Passage to read:

The following is a list of public housing estates in Sha Tin, Hong Kong, including Home Ownership Scheme (HOS), Private Sector Participation Scheme (PSPS), Sandwich Class Housing Scheme (SCHS), Flat-for-Sale Scheme (FFSS), and Tenants Purchase Scheme (TPS) estates.

== History ==
When Sha Tin New Town was being developed, the beach and Sha Tin Hoi was reclaimed to construct Lek Yuen Estate, Wo Che Estate, Sha Kok Estate, and Jat Min Chuen. The first plan for the development of Sha Tin was approved in 1961, with the Draft Sha Tin Outline Development Plan being issued in October 1972. The development of Ma On Shan as an extension of Sha Tin New Town was approved in August 1979.

Sha Tin transformed from a rural township of about 30,000 people in the early 1970s to a major community with a population of around 660,200 today. The total development area of Sha Tin New Town, including Ma On Shan, is about 3,590 hectares, designed for a planned population of 771,100. The new town mainly occupies land reclaimed from Tolo Harbour. Significant road expansions and transport infrastructure, including the Sha Tin Heights Tunnel and connections to the Mass Transit Railway East Rail and Ma On Shan Rail, support the new town.

Problem description: Output the passage on Sha Tin public housing verbatim, from "The following is" up to and including "Scheme (TPS) estates.".

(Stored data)
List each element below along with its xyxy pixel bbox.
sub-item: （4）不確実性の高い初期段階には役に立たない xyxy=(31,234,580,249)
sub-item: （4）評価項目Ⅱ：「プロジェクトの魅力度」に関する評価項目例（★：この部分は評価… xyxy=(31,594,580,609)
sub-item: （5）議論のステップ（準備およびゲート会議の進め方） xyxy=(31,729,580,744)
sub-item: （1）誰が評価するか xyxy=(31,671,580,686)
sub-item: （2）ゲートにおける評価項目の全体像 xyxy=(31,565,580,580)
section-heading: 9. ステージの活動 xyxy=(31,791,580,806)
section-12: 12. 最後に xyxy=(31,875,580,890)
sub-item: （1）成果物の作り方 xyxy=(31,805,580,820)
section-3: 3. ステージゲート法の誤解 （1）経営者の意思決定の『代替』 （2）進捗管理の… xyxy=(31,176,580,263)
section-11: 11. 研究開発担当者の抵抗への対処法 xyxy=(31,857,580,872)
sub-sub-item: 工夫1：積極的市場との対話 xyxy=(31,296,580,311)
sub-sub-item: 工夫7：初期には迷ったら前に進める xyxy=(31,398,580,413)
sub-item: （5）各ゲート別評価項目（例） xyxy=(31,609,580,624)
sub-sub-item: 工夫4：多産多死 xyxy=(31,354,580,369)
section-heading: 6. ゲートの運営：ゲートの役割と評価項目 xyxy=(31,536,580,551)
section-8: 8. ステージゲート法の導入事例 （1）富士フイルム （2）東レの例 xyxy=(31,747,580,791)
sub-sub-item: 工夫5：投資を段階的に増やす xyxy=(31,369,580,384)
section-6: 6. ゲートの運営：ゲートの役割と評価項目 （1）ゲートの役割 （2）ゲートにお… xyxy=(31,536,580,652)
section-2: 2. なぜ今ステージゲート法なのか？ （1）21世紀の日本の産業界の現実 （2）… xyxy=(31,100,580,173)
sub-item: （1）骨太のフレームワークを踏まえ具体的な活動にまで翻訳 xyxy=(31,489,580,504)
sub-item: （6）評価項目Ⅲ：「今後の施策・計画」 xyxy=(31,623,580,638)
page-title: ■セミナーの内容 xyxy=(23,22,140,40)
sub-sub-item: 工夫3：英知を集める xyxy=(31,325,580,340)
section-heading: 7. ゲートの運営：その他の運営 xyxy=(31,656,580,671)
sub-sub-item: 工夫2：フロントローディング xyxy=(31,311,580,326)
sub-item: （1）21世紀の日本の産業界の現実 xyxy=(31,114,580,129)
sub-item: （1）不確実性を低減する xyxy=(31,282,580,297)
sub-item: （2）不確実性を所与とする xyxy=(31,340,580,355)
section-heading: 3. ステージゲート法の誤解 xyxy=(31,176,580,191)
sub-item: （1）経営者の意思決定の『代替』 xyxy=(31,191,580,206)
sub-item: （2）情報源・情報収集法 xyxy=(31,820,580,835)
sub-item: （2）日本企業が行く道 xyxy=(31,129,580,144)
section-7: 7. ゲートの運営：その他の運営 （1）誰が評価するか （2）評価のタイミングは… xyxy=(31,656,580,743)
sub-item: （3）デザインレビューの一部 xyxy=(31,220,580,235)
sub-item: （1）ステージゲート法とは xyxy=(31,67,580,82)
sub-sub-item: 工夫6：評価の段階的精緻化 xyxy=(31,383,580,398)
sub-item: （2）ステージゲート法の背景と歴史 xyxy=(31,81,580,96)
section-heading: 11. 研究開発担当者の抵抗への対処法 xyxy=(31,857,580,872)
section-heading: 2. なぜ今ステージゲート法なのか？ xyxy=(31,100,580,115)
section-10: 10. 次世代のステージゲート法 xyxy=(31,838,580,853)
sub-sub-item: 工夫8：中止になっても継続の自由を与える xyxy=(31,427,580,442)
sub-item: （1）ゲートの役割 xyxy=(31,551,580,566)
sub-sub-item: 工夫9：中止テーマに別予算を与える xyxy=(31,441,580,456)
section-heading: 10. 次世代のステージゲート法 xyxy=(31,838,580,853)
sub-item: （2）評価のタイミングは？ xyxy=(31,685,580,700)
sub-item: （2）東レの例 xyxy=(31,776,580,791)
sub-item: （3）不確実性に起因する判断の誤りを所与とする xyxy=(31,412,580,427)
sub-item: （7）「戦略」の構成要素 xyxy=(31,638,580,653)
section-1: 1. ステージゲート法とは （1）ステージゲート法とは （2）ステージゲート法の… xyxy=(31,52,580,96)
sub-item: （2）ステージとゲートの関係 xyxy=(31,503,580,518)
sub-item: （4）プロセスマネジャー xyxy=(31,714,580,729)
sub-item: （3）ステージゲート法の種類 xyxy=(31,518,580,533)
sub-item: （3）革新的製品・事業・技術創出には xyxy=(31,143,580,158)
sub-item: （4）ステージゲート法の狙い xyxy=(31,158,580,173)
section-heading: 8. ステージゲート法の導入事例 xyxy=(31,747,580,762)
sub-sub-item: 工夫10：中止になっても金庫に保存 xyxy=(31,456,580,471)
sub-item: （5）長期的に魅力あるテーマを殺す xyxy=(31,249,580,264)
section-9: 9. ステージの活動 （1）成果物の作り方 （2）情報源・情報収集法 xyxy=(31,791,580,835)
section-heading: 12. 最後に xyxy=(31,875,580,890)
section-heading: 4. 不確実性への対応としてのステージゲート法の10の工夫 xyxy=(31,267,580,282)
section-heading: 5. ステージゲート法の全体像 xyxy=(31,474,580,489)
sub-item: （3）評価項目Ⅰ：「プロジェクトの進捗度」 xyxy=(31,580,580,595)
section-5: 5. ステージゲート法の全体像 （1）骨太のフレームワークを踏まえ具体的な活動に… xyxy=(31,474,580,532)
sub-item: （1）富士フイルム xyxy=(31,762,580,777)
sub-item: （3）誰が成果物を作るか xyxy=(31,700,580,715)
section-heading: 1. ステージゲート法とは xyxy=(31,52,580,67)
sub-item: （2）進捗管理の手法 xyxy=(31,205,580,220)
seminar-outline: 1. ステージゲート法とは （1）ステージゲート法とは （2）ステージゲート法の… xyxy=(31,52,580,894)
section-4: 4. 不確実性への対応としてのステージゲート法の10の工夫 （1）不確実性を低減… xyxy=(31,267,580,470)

Completed task:
The following is a list of public housing estates in Sha Tin, Hong Kong, including Home Ownership Scheme (HOS), Private Sector Participation Scheme (PSPS), Sandwich Class Housing Scheme (SCHS), Flat-for-Sale Scheme (FFSS), and Tenants Purchase Scheme (TPS) estates.